*TO BE DONE*
Take every line that has the string "specify" and copy it out.

*PROVIDED RECORDS*
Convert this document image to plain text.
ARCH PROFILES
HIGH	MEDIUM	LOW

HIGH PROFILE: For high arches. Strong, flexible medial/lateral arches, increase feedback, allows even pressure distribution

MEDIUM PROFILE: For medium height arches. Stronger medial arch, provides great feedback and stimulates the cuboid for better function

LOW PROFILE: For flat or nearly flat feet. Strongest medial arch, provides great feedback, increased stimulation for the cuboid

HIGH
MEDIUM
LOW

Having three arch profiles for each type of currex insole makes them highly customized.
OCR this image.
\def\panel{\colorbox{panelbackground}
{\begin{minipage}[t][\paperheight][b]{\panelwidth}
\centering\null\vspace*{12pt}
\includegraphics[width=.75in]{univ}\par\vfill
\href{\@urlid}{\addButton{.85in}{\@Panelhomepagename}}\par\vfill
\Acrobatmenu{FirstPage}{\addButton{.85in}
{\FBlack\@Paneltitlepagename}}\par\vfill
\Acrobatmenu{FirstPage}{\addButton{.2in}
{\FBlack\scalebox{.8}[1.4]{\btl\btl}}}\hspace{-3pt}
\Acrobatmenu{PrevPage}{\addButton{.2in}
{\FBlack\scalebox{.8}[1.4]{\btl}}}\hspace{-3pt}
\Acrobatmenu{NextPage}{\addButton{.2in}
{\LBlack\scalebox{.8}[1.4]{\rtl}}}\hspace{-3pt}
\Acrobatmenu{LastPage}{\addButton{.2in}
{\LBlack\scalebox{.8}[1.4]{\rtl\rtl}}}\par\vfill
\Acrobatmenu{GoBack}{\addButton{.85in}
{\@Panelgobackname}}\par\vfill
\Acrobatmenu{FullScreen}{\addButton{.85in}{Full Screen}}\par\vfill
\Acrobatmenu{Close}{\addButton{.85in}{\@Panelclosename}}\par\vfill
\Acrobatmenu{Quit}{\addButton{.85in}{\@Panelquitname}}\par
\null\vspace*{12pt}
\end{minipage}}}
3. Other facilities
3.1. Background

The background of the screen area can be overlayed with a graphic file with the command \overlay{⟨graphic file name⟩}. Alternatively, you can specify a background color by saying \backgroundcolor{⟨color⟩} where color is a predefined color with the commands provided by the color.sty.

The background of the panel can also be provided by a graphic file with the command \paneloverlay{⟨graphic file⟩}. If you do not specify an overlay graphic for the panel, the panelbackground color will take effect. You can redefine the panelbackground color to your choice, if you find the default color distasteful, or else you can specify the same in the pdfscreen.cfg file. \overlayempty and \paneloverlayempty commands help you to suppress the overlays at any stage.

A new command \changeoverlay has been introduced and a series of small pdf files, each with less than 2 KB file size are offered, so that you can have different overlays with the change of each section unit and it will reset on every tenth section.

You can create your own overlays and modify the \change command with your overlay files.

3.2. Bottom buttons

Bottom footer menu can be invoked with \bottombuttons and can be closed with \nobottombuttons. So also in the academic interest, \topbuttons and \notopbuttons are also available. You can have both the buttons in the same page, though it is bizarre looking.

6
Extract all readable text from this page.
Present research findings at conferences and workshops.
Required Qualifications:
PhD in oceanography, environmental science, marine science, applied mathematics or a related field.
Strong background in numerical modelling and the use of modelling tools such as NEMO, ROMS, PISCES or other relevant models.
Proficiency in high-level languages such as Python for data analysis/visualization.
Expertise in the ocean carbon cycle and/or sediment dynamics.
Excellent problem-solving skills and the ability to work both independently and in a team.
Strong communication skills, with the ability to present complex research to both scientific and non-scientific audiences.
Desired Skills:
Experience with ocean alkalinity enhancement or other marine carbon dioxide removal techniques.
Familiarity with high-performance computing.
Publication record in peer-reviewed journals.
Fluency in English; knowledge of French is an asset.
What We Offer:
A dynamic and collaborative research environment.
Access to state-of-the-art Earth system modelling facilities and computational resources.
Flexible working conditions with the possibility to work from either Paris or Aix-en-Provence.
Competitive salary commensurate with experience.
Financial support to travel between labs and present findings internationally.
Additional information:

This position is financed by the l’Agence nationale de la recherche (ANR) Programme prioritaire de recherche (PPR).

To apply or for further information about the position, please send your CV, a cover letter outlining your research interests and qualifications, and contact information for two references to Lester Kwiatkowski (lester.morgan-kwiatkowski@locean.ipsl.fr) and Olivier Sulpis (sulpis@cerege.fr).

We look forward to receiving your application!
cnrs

*EXERCISE SOLUTION*
The background of the screen area can be overlayed with a graphic file with the command \overlay{⟨graphic file name⟩}. Alternatively, you can specify a background color by saying \backgroundcolor{⟨color⟩} where color is a predefined color with the commands provided by the color.sty.
The background of the panel can also be provided by a graphic file with the command \paneloverlay{⟨graphic file⟩}. If you do not specify an overlay graphic for the panel, the panelbackground color will take effect. You can redefine the panelbackground color to your choice, if you find the default color distasteful, or else you can specify the same in the pdfscreen.cfg file. \overlayempty and \paneloverlayempty commands help you to suppress the overlays at any stage.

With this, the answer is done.